━━ Testo estratto

FABIO PUSTERLA

Il nervo di Arnold e altre letture

Saggi e note sulla poesia contemporanea

I saggi di Testo a Fronte

416 pagine, 22 euro,

 

Nato a Mendrisio nel 1957, Fabio Pusterla si laurea a Pavia con Maria Corti. Assieme alla moglie Claudia, si dedica a studi di linguistica e tradizione locale.

Per un decennio anima la rivista letteraria «Idra».

La prima raccolta di poesie, Concessione all’inverno, esce da Casagrande, a Bellinzona, nel 1985.

Raccoglie il plauso immediato di critici e poeti.

La sua poesia selvatica, luminosa, molto comprensibile, conquista il pubblico. Una poesia che combina tempeste e spiragli. Nature sublimi e catrame. Cose infinitesime e gigantesche paure. Barchine sul lago in burrasca. Lampi lirici. Ma anche tuoni politici. Moniti, carezze, visioni.

Da allora, ogni cinque anni una nuova raccolta. Si succedono così Bocksten, Le cose senza storia, Pietra sangue, Folla sommersa. Molto significativa, certamente feconda, la sua amicizia con Philippe Jaccottet, celebre poeta francese di cui traduce varie opere: Il barbagianni e l’ignorante; Alla luce d’inverno; E, tuttavia. Fabio Pusterla vive ad Albogasio, sulla frontiera fra Italia e Svizzera.

Il nuovo libro di Fabio Pusterla, tra le voci poetiche più interessanti e seguite degli ultimi decenni, propone un itinerario ampio e avventuroso attraverso i libri e gli autori del mondo contemporaneo, che Pusterla interroga, ricorda, talvolta traduce.

━━━━
━━ Dati forniti

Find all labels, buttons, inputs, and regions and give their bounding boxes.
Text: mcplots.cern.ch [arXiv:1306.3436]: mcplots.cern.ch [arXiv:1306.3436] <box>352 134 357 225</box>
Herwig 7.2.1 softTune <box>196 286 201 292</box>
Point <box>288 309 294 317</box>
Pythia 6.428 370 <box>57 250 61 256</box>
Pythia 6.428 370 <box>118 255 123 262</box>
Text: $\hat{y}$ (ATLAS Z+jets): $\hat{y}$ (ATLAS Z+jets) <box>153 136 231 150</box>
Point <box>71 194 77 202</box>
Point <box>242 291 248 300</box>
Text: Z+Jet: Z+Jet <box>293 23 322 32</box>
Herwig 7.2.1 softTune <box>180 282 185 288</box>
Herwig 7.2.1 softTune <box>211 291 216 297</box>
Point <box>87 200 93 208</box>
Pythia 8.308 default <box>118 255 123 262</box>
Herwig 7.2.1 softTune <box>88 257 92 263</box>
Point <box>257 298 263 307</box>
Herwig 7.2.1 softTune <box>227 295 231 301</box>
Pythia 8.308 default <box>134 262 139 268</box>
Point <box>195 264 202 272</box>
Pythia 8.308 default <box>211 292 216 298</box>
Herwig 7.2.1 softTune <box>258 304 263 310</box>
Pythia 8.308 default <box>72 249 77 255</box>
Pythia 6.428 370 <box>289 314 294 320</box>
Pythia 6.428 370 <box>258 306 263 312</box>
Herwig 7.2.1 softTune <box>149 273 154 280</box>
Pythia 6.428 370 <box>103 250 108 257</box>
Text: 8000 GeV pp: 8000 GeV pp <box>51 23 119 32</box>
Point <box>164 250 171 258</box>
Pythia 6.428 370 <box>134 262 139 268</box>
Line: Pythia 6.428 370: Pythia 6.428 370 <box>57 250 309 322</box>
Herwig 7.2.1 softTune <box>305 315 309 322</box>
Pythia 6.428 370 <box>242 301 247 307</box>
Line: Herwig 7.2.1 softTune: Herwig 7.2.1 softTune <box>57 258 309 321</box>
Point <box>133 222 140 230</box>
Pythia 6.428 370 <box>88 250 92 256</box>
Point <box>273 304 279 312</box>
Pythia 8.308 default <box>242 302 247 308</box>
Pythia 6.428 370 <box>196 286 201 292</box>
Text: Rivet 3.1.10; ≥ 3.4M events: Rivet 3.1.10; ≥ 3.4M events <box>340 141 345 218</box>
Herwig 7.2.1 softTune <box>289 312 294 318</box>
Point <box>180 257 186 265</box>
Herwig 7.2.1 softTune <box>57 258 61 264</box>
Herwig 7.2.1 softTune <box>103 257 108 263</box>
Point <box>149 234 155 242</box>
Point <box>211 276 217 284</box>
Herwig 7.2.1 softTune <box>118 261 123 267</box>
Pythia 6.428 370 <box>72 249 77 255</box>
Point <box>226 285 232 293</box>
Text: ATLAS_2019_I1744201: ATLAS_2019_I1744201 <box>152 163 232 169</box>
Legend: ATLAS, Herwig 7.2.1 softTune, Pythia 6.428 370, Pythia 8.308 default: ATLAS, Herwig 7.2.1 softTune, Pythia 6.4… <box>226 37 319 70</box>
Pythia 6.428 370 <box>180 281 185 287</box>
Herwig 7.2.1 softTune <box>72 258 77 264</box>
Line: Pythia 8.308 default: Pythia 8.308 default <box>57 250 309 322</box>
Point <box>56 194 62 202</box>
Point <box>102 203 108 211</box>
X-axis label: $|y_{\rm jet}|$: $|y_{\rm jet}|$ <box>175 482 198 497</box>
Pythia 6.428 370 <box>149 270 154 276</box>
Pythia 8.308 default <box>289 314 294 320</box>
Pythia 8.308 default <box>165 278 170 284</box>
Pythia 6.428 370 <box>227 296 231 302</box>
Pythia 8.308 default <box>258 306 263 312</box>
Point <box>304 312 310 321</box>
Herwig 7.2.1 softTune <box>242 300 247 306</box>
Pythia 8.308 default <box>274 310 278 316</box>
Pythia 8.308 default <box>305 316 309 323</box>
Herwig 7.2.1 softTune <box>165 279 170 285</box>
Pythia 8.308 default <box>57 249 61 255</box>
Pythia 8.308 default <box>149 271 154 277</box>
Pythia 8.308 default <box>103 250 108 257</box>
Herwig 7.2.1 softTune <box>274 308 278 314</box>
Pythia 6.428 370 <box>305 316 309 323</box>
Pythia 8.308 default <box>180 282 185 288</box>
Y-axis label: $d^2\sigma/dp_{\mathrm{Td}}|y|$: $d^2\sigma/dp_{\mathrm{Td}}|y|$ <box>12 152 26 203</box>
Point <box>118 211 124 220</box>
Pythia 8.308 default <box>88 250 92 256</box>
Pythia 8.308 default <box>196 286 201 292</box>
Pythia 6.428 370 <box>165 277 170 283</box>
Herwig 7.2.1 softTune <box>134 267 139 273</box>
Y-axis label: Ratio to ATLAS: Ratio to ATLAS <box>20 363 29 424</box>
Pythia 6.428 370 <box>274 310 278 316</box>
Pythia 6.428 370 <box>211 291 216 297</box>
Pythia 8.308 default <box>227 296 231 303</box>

━━━━

◆ Quesiti da risolvere ◆
[A] Indica se ciascuna affermazione concorda con il testo su Fabio Pusterla, rispondendo sì o no e citando le parole decisive: (i) Pusterla si è laureato a Pavia con Maria Corti; (ii) la sua prima raccolta di poesie è uscita a Milano; (iii) Pusterla vive a Mendrisio.
[B] Secondo il testo su Fabio Pusterla, quale rivista letteraria ha animato per un decennio?

◆ Risposte scritte ◆
[A]
(i) Sì: «si laurea a Pavia con Maria Corti».
(ii) No: «esce da Casagrande, a Bellinzona, nel 1985».
(iii) No: «Fabio Pusterla vive ad Albogasio, sulla frontiera fra Italia e Svizzera».

[B] La rivista «Idra».